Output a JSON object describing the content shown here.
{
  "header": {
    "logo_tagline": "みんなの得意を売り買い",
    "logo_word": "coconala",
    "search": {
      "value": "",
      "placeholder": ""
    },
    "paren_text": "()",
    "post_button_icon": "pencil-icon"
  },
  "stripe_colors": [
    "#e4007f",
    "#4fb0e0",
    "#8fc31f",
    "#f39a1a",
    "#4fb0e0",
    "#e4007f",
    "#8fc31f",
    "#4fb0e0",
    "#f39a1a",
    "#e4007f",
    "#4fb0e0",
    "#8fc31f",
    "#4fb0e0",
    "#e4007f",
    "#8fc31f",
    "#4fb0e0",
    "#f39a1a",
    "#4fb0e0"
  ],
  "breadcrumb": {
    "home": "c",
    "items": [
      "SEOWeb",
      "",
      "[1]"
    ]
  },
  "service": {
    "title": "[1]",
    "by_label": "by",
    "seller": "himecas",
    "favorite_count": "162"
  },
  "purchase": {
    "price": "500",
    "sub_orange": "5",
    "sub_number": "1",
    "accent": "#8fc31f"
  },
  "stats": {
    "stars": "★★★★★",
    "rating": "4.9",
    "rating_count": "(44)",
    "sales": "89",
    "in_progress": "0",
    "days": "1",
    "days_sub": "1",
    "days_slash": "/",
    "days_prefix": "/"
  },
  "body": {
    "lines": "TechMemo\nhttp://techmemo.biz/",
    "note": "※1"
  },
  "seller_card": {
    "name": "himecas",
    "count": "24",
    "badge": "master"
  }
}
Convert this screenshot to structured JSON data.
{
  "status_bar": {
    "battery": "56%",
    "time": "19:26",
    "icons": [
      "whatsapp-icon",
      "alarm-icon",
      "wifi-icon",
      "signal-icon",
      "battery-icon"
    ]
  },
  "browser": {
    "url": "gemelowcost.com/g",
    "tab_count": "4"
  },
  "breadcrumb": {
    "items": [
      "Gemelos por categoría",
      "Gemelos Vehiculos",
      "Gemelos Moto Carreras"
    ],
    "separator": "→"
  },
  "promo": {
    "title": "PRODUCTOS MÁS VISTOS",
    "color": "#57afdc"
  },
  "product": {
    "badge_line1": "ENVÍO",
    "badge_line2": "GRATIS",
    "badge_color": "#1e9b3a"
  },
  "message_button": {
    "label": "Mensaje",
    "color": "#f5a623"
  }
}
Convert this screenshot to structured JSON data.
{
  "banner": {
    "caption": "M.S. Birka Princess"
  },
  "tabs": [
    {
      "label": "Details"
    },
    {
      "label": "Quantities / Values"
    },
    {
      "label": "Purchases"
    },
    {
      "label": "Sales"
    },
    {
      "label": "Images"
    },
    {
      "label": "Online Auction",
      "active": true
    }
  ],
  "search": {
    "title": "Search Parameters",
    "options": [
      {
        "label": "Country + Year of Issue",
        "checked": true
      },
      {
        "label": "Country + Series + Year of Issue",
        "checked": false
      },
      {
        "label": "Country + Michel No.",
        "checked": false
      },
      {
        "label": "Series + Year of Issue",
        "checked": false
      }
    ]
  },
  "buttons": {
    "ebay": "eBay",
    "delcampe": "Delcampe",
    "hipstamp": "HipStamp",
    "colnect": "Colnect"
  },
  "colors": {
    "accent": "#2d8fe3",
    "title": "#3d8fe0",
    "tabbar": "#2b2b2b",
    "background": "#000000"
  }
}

__OBJECTIVE__. Give an exact repetition of all the material.

__ANSWER TO THIS EXERCISE__.
Output a JSON object describing the content shown here.
{
  "header": {
    "logo_tagline": "みんなの得意を売り買い",
    "logo_word": "coconala",
    "search": {
      "value": "",
      "placeholder": ""
    },
    "paren_text": "()",
    "post_button_icon": "pencil-icon"
  },
  "stripe_colors": [
    "#e4007f",
    "#4fb0e0",
    "#8fc31f",
    "#f39a1a",
    "#4fb0e0",
    "#e4007f",
    "#8fc31f",
    "#4fb0e0",
    "#f39a1a",
    "#e4007f",
    "#4fb0e0",
    "#8fc31f",
    "#4fb0e0",
    "#e4007f",
    "#8fc31f",
    "#4fb0e0",
    "#f39a1a",
    "#4fb0e0"
  ],
  "breadcrumb": {
    "home": "c",
    "items": [
      "SEOWeb",
      "",
      "[1]"
    ]
  },
  "service": {
    "title": "[1]",
    "by_label": "by",
    "seller": "himecas",
    "favorite_count": "162"
  },
  "purchase": {
    "price": "500",
    "sub_orange": "5",
    "sub_number": "1",
    "accent": "#8fc31f"
  },
  "stats": {
    "stars": "★★★★★",
    "rating": "4.9",
    "rating_count": "(44)",
    "sales": "89",
    "in_progress": "0",
    "days": "1",
    "days_sub": "1",
    "days_slash": "/",
    "days_prefix": "/"
  },
  "body": {
    "lines": "TechMemo\nhttp://techmemo.biz/",
    "note": "※1"
  },
  "seller_card": {
    "name": "himecas",
    "count": "24",
    "badge": "master"
  }
}
Convert this screenshot to structured JSON data.
{
  "status_bar": {
    "battery": "56%",
    "time": "19:26",
    "icons": [
      "whatsapp-icon",
      "alarm-icon",
      "wifi-icon",
      "signal-icon",
      "battery-icon"
    ]
  },
  "browser": {
    "url": "gemelowcost.com/g",
    "tab_count": "4"
  },
  "breadcrumb": {
    "items": [
      "Gemelos por categoría",
      "Gemelos Vehiculos",
      "Gemelos Moto Carreras"
    ],
    "separator": "→"
  },
  "promo": {
    "title": "PRODUCTOS MÁS VISTOS",
    "color": "#57afdc"
  },
  "product": {
    "badge_line1": "ENVÍO",
    "badge_line2": "GRATIS",
    "badge_color": "#1e9b3a"
  },
  "message_button": {
    "label": "Mensaje",
    "color": "#f5a623"
  }
}
Convert this screenshot to structured JSON data.
{
  "banner": {
    "caption": "M.S. Birka Princess"
  },
  "tabs": [
    {
      "label": "Details"
    },
    {
      "label": "Quantities / Values"
    },
    {
      "label": "Purchases"
    },
    {
      "label": "Sales"
    },
    {
      "label": "Images"
    },
    {
      "label": "Online Auction",
      "active": true
    }
  ],
  "search": {
    "title": "Search Parameters",
    "options": [
      {
        "label": "Country + Year of Issue",
        "checked": true
      },
      {
        "label": "Country + Series + Year of Issue",
        "checked": false
      },
      {
        "label": "Country + Michel No.",
        "checked": false
      },
      {
        "label": "Series + Year of Issue",
        "checked": false
      }
    ]
  },
  "buttons": {
    "ebay": "eBay",
    "delcampe": "Delcampe",
    "hipstamp": "HipStamp",
    "colnect": "Colnect"
  },
  "colors": {
    "accent": "#2d8fe3",
    "title": "#3d8fe0",
    "tabbar": "#2b2b2b",
    "background": "#000000"
  }
}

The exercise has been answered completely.